Exercise prompt
Copy everything in the data below exactly except the pictures.

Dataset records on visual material
▬▬▬▬▬▬▬▬▬▬

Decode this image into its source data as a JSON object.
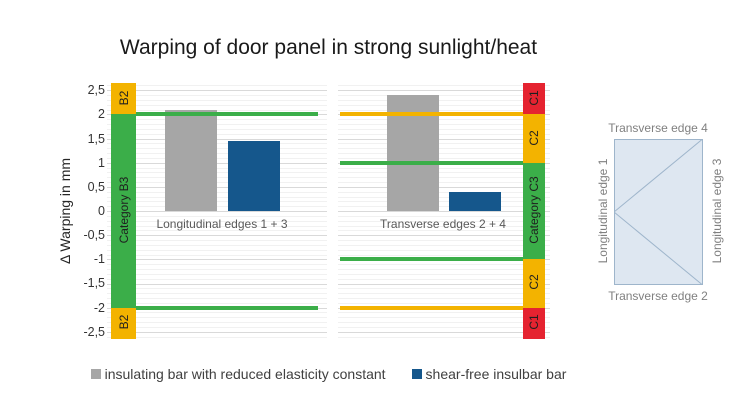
{
  "title": "Warping of door panel in strong sunlight/heat",
  "y_axis": {
    "label": "Δ Warping in mm",
    "ticks": [
      {
        "value": 2.5,
        "label": "2,5"
      },
      {
        "value": 2,
        "label": "2"
      },
      {
        "value": 1.5,
        "label": "1,5"
      },
      {
        "value": 1,
        "label": "1"
      },
      {
        "value": 0.5,
        "label": "0,5"
      },
      {
        "value": 0,
        "label": "0"
      },
      {
        "value": -0.5,
        "label": "-0,5"
      },
      {
        "value": -1,
        "label": "-1"
      },
      {
        "value": -1.5,
        "label": "-1,5"
      },
      {
        "value": -2,
        "label": "-2"
      },
      {
        "value": -2.5,
        "label": "-2,5"
      }
    ]
  },
  "chart_data": {
    "type": "bar",
    "title": "Warping of door panel in strong sunlight/heat",
    "ylabel": "Δ Warping in mm",
    "ylim": [
      -2.65,
      2.65
    ],
    "grid": {
      "major_step": 0.5,
      "minor_step": 0.1,
      "gap_between_panels": true
    },
    "categories": [
      "Longitudinal edges 1 + 3",
      "Transverse edges 2 + 4"
    ],
    "series": [
      {
        "name": "insulating bar with reduced elasticity constant",
        "color": "#a6a6a6",
        "values": [
          2.1,
          2.4
        ]
      },
      {
        "name": "shear-free insulbar bar",
        "color": "#15578c",
        "values": [
          1.45,
          0.4
        ]
      }
    ],
    "limit_lines": {
      "panel_longitudinal": [
        {
          "value": 2,
          "color": "#3bae49"
        },
        {
          "value": -2,
          "color": "#3bae49"
        }
      ],
      "panel_transverse": [
        {
          "value": 2,
          "color": "#f3b300"
        },
        {
          "value": 1,
          "color": "#3bae49"
        },
        {
          "value": -1,
          "color": "#3bae49"
        },
        {
          "value": -2,
          "color": "#f3b300"
        }
      ]
    },
    "category_bands": {
      "left_column": [
        {
          "label": "B2",
          "from": 2,
          "to": 2.65,
          "color": "#f3b300"
        },
        {
          "label": "Category B3",
          "from": -2,
          "to": 2,
          "color": "#3bae49"
        },
        {
          "label": "B2",
          "from": -2.65,
          "to": -2,
          "color": "#f3b300"
        }
      ],
      "right_column": [
        {
          "label": "C1",
          "from": 2,
          "to": 2.65,
          "color": "#e52330"
        },
        {
          "label": "C2",
          "from": 1,
          "to": 2,
          "color": "#f3b300"
        },
        {
          "label": "Category C3",
          "from": -1,
          "to": 1,
          "color": "#3bae49"
        },
        {
          "label": "C2",
          "from": -2,
          "to": -1,
          "color": "#f3b300"
        },
        {
          "label": "C1",
          "from": -2.65,
          "to": -2,
          "color": "#e52330"
        }
      ]
    }
  },
  "legend": [
    {
      "label": "insulating bar with reduced elasticity constant",
      "color": "#a6a6a6"
    },
    {
      "label": "shear-free insulbar bar",
      "color": "#15578c"
    }
  ],
  "diagram": {
    "fill": "#dee7f1",
    "stroke": "#9eb5cb",
    "top_label": "Transverse edge 4",
    "bottom_label": "Transverse edge 2",
    "left_label": "Longitudinal edge 1",
    "right_label": "Longitudinal edge 3"
  }
}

▬▬▬▬▬▬▬▬▬▬

The result
Decode this image into its source data as a JSON object.
{
  "title": "Warping of door panel in strong sunlight/heat",
  "y_axis": {
    "label": "Δ Warping in mm",
    "ticks": [
      {
        "value": 2.5,
        "label": "2,5"
      },
      {
        "value": 2,
        "label": "2"
      },
      {
        "value": 1.5,
        "label": "1,5"
      },
      {
        "value": 1,
        "label": "1"
      },
      {
        "value": 0.5,
        "label": "0,5"
      },
      {
        "value": 0,
        "label": "0"
      },
      {
        "value": -0.5,
        "label": "-0,5"
      },
      {
        "value": -1,
        "label": "-1"
      },
      {
        "value": -1.5,
        "label": "-1,5"
      },
      {
        "value": -2,
        "label": "-2"
      },
      {
        "value": -2.5,
        "label": "-2,5"
      }
    ]
  },
  "chart_data": {
    "type": "bar",
    "title": "Warping of door panel in strong sunlight/heat",
    "ylabel": "Δ Warping in mm",
    "ylim": [
      -2.65,
      2.65
    ],
    "grid": {
      "major_step": 0.5,
      "minor_step": 0.1,
      "gap_between_panels": true
    },
    "categories": [
      "Longitudinal edges 1 + 3",
      "Transverse edges 2 + 4"
    ],
    "series": [
      {
        "name": "insulating bar with reduced elasticity constant",
        "color": "#a6a6a6",
        "values": [
          2.1,
          2.4
        ]
      },
      {
        "name": "shear-free insulbar bar",
        "color": "#15578c",
        "values": [
          1.45,
          0.4
        ]
      }
    ],
    "limit_lines": {
      "panel_longitudinal": [
        {
          "value": 2,
          "color": "#3bae49"
        },
        {
          "value": -2,
          "color": "#3bae49"
        }
      ],
      "panel_transverse": [
        {
          "value": 2,
          "color": "#f3b300"
        },
        {
          "value": 1,
          "color": "#3bae49"
        },
        {
          "value": -1,
          "color": "#3bae49"
        },
        {
          "value": -2,
          "color": "#f3b300"
        }
      ]
    },
    "category_bands": {
      "left_column": [
        {
          "label": "B2",
          "from": 2,
          "to": 2.65,
          "color": "#f3b300"
        },
        {
          "label": "Category B3",
          "from": -2,
          "to": 2,
          "color": "#3bae49"
        },
        {
          "label": "B2",
          "from": -2.65,
          "to": -2,
          "color": "#f3b300"
        }
      ],
      "right_column": [
        {
          "label": "C1",
          "from": 2,
          "to": 2.65,
          "color": "#e52330"
        },
        {
          "label": "C2",
          "from": 1,
          "to": 2,
          "color": "#f3b300"
        },
        {
          "label": "Category C3",
          "from": -1,
          "to": 1,
          "color": "#3bae49"
        },
        {
          "label": "C2",
          "from": -2,
          "to": -1,
          "color": "#f3b300"
        },
        {
          "label": "C1",
          "from": -2.65,
          "to": -2,
          "color": "#e52330"
        }
      ]
    }
  },
  "legend": [
    {
      "label": "insulating bar with reduced elasticity constant",
      "color": "#a6a6a6"
    },
    {
      "label": "shear-free insulbar bar",
      "color": "#15578c"
    }
  ],
  "diagram": {
    "fill": "#dee7f1",
    "stroke": "#9eb5cb",
    "top_label": "Transverse edge 4",
    "bottom_label": "Transverse edge 2",
    "left_label": "Longitudinal edge 1",
    "right_label": "Longitudinal edge 3"
  }
}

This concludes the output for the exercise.